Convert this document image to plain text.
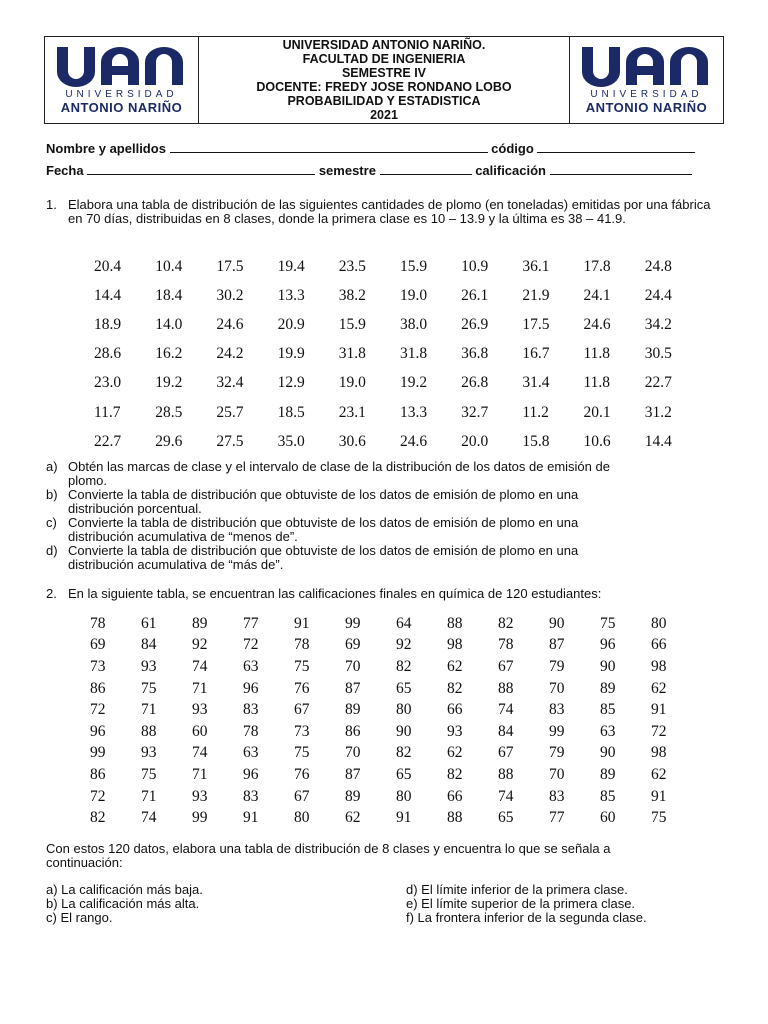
UNIVERSIDAD
ANTONIO NARIÑO
UNIVERSIDAD ANTONIO NARIÑO.
FACULTAD DE INGENIERIA
SEMESTRE IV
DOCENTE: FREDY JOSE RONDANO LOBO
PROBABILIDAD Y ESTADISTICA
2021
UNIVERSIDAD
ANTONIO NARIÑO
Nombre y apellidos	código
Fecha	semestre	calificación
1. Elabora una tabla de distribución de las siguientes cantidades de plomo (en toneladas) emitidas por una fábrica en 70 días, distribuidas en 8 clases, donde la primera clase es 10 – 13.9 y la última es 38 – 41.9.
20.4	10.4	17.5	19.4	23.5	15.9	10.9	36.1	17.8	24.8
14.4	18.4	30.2	13.3	38.2	19.0	26.1	21.9	24.1	24.4
18.9	14.0	24.6	20.9	15.9	38.0	26.9	17.5	24.6	34.2
28.6	16.2	24.2	19.9	31.8	31.8	36.8	16.7	11.8	30.5
23.0	19.2	32.4	12.9	19.0	19.2	26.8	31.4	11.8	22.7
11.7	28.5	25.7	18.5	23.1	13.3	32.7	11.2	20.1	31.2
22.7	29.6	27.5	35.0	30.6	24.6	20.0	15.8	10.6	14.4
a) Obtén las marcas de clase y el intervalo de clase de la distribución de los datos de emisión de
plomo.
b) Convierte la tabla de distribución que obtuviste de los datos de emisión de plomo en una
distribución porcentual.
c) Convierte la tabla de distribución que obtuviste de los datos de emisión de plomo en una
distribución acumulativa de “menos de”.
d) Convierte la tabla de distribución que obtuviste de los datos de emisión de plomo en una
distribución acumulativa de “más de”.
2. En la siguiente tabla, se encuentran las calificaciones finales en química de 120 estudiantes:
78	61	89	77	91	99	64	88	82	90	75	80
69	84	92	72	78	69	92	98	78	87	96	66
73	93	74	63	75	70	82	62	67	79	90	98
86	75	71	96	76	87	65	82	88	70	89	62
72	71	93	83	67	89	80	66	74	83	85	91
96	88	60	78	73	86	90	93	84	99	63	72
99	93	74	63	75	70	82	62	67	79	90	98
86	75	71	96	76	87	65	82	88	70	89	62
72	71	93	83	67	89	80	66	74	83	85	91
82	74	99	91	80	62	91	88	65	77	60	75
Con estos 120 datos, elabora una tabla de distribución de 8 clases y encuentra lo que se señala a
continuación:
a) La calificación más baja.
b) La calificación más alta.
c) El rango.
d) El límite inferior de la primera clase.
e) El límite superior de la primera clase.
f) La frontera inferior de la segunda clase.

EXERCISE PROMPT -> Search the entries for "primera" and copy out each line that has it.

RESULT OF THE TASK ->
1. Elabora una tabla de distribución de las siguientes cantidades de plomo (en toneladas) emitidas por una fábrica en 70 días, distribuidas en 8 clases, donde la primera clase es 10 – 13.9 y la última es 38 – 41.9.
d) El límite inferior de la primera clase.
e) El límite superior de la primera clase.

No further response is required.